# Start of RECORDS PROVIDED

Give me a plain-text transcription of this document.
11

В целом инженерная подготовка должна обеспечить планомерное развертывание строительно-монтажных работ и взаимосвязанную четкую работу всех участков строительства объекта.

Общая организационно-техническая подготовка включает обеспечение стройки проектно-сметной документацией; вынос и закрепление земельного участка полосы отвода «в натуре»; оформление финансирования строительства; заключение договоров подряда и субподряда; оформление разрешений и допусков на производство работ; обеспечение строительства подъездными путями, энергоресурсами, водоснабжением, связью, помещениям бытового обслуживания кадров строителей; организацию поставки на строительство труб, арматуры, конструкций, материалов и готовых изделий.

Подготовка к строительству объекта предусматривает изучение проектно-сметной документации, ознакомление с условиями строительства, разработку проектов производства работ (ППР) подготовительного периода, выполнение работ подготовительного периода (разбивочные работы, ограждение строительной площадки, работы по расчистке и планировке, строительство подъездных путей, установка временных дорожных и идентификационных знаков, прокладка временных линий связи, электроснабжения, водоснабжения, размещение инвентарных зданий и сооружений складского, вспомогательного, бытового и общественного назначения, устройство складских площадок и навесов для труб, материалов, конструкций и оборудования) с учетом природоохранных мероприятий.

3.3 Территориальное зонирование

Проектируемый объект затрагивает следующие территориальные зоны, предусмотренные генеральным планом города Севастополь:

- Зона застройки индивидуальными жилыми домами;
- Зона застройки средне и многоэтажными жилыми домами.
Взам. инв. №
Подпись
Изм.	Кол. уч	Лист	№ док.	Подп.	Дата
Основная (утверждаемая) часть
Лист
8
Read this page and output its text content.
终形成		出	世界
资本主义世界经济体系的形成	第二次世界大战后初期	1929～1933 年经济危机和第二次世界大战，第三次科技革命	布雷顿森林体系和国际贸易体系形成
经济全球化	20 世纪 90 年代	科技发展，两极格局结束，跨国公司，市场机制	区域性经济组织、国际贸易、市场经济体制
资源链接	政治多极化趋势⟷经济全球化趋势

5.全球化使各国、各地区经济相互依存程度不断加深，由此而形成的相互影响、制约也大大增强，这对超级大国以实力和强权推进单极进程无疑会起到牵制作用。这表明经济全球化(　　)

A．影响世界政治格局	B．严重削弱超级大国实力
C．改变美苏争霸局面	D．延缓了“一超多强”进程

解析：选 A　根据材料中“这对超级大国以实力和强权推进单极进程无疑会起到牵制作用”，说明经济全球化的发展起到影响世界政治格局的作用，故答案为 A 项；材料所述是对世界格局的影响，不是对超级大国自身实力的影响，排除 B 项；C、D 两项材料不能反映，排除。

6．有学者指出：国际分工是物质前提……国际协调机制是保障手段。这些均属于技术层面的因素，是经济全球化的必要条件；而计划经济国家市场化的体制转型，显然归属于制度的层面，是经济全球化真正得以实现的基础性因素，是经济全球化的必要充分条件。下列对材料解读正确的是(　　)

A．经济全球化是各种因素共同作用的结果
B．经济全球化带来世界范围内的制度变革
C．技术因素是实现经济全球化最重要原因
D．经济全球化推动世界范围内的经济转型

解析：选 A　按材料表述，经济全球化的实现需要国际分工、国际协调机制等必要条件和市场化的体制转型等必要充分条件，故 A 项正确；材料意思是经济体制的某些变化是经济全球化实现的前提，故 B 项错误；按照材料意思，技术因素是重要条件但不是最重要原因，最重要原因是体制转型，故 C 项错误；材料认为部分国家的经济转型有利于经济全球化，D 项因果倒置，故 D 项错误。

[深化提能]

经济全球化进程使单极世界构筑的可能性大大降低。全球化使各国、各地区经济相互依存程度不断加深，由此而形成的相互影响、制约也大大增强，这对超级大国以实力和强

# End of RECORDS PROVIDED

=== SET EXERCISE ===
Reproduce, word for word, every line starting at the line that contains "Read this page and output its text content." and ending with the final line of the entries.

=== RESULT FOR THIS EXERCISE ===
Read this page and output its text content.
终形成		出	世界
资本主义世界经济体系的形成	第二次世界大战后初期	1929～1933 年经济危机和第二次世界大战，第三次科技革命	布雷顿森林体系和国际贸易体系形成
经济全球化	20 世纪 90 年代	科技发展，两极格局结束，跨国公司，市场机制	区域性经济组织、国际贸易、市场经济体制
资源链接	政治多极化趋势⟷经济全球化趋势

5.全球化使各国、各地区经济相互依存程度不断加深，由此而形成的相互影响、制约也大大增强，这对超级大国以实力和强权推进单极进程无疑会起到牵制作用。这表明经济全球化(　　)

A．影响世界政治格局	B．严重削弱超级大国实力
C．改变美苏争霸局面	D．延缓了“一超多强”进程

解析：选 A　根据材料中“这对超级大国以实力和强权推进单极进程无疑会起到牵制作用”，说明经济全球化的发展起到影响世界政治格局的作用，故答案为 A 项；材料所述是对世界格局的影响，不是对超级大国自身实力的影响，排除 B 项；C、D 两项材料不能反映，排除。

6．有学者指出：国际分工是物质前提……国际协调机制是保障手段。这些均属于技术层面的因素，是经济全球化的必要条件；而计划经济国家市场化的体制转型，显然归属于制度的层面，是经济全球化真正得以实现的基础性因素，是经济全球化的必要充分条件。下列对材料解读正确的是(　　)

A．经济全球化是各种因素共同作用的结果
B．经济全球化带来世界范围内的制度变革
C．技术因素是实现经济全球化最重要原因
D．经济全球化推动世界范围内的经济转型

解析：选 A　按材料表述，经济全球化的实现需要国际分工、国际协调机制等必要条件和市场化的体制转型等必要充分条件，故 A 项正确；材料意思是经济体制的某些变化是经济全球化实现的前提，故 B 项错误；按照材料意思，技术因素是重要条件但不是最重要原因，最重要原因是体制转型，故 C 项错误；材料认为部分国家的经济转型有利于经济全球化，D 项因果倒置，故 D 项错误。

[深化提能]

经济全球化进程使单极世界构筑的可能性大大降低。全球化使各国、各地区经济相互依存程度不断加深，由此而形成的相互影响、制约也大大增强，这对超级大国以实力和强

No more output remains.